**DIRECTIVE:**
Give the number of lines in the data that hold the string "натриевые". Nothing else is needed.

(Saved entries)
-.-.-
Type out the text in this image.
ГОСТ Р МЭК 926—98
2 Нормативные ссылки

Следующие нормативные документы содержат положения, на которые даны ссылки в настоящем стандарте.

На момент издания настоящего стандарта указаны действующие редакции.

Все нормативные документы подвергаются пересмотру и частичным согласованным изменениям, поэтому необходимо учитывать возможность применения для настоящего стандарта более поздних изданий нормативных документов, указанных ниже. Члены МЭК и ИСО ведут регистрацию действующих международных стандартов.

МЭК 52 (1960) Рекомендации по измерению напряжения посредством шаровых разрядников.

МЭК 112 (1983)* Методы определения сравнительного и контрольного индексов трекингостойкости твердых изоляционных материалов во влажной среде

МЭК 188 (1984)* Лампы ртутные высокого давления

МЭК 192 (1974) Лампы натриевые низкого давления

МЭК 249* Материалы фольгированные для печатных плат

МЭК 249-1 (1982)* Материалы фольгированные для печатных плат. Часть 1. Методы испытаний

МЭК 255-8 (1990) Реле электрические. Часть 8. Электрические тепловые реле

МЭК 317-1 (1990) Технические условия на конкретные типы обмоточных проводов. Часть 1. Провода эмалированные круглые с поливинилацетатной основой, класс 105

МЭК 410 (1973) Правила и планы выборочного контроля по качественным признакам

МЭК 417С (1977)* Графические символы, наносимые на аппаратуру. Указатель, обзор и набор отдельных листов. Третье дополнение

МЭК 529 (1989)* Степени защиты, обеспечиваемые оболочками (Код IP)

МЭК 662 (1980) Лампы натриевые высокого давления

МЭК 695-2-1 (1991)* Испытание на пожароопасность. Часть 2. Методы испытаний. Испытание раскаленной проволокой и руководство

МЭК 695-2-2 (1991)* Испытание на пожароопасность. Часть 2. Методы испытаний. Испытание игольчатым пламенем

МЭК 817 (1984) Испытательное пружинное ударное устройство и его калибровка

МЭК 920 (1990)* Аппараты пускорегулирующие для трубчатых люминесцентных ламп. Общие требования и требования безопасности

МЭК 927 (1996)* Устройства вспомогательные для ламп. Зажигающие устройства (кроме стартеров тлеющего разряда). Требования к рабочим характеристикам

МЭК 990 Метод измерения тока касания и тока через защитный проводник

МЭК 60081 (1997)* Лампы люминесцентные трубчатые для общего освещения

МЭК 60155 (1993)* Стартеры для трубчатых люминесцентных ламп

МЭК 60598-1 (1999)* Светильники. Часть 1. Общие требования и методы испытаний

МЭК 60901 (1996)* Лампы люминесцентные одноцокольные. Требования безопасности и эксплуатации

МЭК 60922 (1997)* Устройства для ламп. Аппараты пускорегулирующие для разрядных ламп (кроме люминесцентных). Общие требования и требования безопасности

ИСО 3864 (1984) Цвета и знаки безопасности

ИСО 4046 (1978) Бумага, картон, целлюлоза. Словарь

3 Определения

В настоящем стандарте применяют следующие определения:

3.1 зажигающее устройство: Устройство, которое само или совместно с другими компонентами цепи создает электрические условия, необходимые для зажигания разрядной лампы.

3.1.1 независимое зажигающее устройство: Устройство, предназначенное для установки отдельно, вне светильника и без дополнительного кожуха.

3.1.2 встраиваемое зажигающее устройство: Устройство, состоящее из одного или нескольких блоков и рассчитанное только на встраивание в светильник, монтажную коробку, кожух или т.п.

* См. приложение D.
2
-.-.-
**RESULT BELOW:**
2